--- start of THE DATA ---

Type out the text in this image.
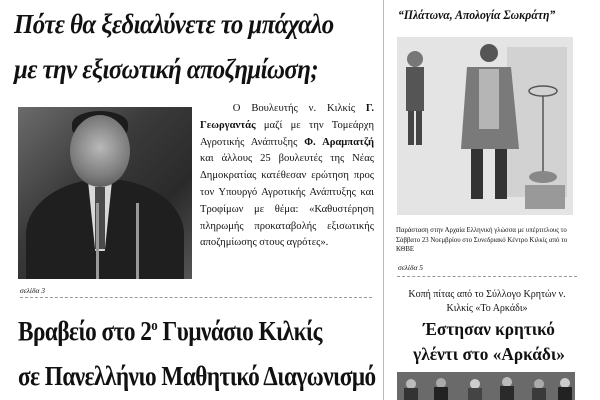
Πότε θα ξεδιαλύνετε το μπάχαλο
με την εξισωτική αποζημίωση;
Ο Βουλευτής ν. Κιλκίς Γ. Γεωργαντάς μαζί με την Τομεάρχη Αγροτικής Ανάπτυξης Φ. Αραμπατζή και άλλους 25 βουλευτές της Νέας Δημοκρατίας κατέθεσαν ερώτηση προς τον Υπουργό Αγροτικής Ανάπτυξης και Τροφίμων με θέμα: «Καθυστέρηση πληρωμής προκαταβολής εξισωτικής αποζημίωσης στους αγρότες».
σελίδα 3
Βραβείο στο $2^o$ Γυμνάσιο Κιλκίς
σε Πανελλήνιο Μαθητικό Διαγωνισμό
“Πλάτωνα, Απολογία Σωκράτη”
Παράσταση στην Αρχαία Ελληνική γλώσσα με υπέρτιτλους το Σάββατο 23 Νοεμβρίου στο Συνεδριακό Κέντρο Κιλκίς από το ΚΘΒΕ
σελίδα 5
Κοπή πίτας από το Σύλλογο Κρητών ν. Κιλκίς «Το Αρκάδι»
Έστησαν κρητικό
γλέντι στο «Αρκάδι»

--- end of THE DATA ---

Which lines hold the string "Αρκάδι"? Copy all of them from the data above.

__PROBLEM SOLUTION__:
Κοπή πίτας από το Σύλλογο Κρητών ν. Κιλκίς «Το Αρκάδι»
γλέντι στο «Αρκάδι»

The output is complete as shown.